→ WHAT IS EXPECTED
Pick out the lines in the listing below that contain the word "type" and copy them.

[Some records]
-=-=-=-=-
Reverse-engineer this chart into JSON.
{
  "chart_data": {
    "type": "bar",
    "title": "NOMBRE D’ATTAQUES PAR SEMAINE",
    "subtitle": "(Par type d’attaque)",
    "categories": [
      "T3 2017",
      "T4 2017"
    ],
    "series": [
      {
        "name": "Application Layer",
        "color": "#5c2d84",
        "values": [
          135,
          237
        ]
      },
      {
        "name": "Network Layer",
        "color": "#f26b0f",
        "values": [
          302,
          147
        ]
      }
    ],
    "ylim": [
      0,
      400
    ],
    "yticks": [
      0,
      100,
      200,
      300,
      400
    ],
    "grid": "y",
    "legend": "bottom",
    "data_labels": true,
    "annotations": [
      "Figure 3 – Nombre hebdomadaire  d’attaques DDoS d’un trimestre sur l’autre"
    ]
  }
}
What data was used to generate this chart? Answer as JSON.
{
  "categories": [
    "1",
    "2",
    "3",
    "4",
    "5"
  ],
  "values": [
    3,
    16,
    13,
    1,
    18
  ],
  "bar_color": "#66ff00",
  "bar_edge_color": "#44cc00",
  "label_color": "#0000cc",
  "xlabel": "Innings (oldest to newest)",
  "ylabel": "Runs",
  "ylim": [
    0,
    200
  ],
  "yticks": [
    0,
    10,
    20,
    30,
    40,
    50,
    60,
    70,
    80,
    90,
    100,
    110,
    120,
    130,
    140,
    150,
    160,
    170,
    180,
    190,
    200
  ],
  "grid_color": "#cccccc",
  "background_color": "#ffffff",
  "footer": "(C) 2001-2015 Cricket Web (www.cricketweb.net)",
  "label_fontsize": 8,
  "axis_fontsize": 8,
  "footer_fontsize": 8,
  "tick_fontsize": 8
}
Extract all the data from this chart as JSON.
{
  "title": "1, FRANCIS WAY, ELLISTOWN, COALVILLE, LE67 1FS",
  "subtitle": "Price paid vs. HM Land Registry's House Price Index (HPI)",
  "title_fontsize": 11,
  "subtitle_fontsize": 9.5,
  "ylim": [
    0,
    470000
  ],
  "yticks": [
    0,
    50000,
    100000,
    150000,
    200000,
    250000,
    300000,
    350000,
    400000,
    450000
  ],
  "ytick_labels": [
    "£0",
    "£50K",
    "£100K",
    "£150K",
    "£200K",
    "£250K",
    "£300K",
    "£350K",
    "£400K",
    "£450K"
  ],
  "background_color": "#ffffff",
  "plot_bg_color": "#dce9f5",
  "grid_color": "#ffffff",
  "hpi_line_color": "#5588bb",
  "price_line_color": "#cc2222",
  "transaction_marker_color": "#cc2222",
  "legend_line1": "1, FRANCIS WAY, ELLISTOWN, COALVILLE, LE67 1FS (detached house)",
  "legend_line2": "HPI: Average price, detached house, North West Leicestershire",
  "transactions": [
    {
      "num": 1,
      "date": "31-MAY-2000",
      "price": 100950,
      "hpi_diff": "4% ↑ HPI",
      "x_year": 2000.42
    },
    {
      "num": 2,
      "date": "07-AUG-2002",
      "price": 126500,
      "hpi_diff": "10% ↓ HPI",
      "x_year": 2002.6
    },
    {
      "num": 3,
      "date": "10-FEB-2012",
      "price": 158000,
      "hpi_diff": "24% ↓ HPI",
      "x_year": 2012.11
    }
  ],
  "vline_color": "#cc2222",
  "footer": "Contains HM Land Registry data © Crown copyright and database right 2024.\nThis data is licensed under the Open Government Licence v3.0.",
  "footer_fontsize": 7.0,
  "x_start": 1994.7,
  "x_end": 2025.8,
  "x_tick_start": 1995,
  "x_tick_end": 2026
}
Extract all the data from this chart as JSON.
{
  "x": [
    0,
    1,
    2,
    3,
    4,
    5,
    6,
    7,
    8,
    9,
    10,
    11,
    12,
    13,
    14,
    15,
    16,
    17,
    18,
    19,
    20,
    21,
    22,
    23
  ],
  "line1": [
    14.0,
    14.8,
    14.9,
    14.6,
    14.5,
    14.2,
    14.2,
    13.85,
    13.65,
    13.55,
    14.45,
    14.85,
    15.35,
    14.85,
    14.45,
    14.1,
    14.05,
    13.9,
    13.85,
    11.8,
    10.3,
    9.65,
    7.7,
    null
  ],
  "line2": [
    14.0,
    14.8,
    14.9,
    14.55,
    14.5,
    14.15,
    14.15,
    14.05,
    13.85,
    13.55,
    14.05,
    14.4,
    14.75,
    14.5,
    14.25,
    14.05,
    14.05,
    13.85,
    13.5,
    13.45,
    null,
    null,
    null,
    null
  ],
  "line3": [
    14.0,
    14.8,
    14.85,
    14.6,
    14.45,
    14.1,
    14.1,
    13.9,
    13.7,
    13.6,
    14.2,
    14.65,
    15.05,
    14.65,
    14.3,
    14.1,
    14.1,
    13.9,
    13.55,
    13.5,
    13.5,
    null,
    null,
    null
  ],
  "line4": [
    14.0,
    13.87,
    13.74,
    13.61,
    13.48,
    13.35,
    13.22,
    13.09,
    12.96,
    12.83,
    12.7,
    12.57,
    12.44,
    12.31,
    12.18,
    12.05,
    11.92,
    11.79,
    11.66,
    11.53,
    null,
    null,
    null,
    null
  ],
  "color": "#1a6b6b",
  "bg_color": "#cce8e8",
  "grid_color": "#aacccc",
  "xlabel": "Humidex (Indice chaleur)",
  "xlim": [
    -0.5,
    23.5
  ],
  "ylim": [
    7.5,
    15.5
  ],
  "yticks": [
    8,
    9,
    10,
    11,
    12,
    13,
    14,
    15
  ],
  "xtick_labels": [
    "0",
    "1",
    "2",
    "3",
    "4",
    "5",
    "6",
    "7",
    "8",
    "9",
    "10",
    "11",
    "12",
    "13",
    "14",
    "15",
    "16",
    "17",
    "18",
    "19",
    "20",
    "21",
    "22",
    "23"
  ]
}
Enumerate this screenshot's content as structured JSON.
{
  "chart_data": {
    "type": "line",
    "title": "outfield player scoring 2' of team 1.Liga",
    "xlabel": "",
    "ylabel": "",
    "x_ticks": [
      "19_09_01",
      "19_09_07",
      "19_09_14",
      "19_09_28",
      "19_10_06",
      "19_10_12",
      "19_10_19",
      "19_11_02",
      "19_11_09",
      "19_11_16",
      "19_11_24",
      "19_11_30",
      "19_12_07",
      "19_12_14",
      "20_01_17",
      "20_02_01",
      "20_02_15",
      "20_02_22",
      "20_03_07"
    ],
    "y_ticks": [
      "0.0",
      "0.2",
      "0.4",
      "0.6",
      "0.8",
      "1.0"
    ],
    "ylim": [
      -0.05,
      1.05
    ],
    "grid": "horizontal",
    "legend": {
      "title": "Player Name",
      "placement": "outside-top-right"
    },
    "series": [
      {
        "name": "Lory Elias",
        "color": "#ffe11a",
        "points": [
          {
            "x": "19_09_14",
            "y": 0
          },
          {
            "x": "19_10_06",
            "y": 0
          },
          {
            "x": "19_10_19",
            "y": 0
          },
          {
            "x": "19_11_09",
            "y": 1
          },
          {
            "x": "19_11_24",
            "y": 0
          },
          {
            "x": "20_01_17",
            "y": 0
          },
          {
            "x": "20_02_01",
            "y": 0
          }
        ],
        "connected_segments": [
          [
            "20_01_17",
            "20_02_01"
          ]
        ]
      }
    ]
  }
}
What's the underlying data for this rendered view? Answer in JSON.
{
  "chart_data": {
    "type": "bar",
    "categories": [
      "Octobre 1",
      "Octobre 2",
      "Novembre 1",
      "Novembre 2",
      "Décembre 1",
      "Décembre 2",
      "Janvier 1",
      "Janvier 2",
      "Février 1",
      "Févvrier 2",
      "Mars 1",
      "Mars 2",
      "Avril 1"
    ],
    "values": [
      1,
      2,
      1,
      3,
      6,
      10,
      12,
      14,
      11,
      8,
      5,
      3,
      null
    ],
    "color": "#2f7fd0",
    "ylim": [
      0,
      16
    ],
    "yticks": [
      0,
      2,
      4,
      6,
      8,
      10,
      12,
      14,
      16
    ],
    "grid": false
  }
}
-=-=-=-=-
→ RIGHT ANSWER
    "type": "bar",
    "subtitle": "(Par type d’attaque)",
    "type": "line",
    "type": "bar",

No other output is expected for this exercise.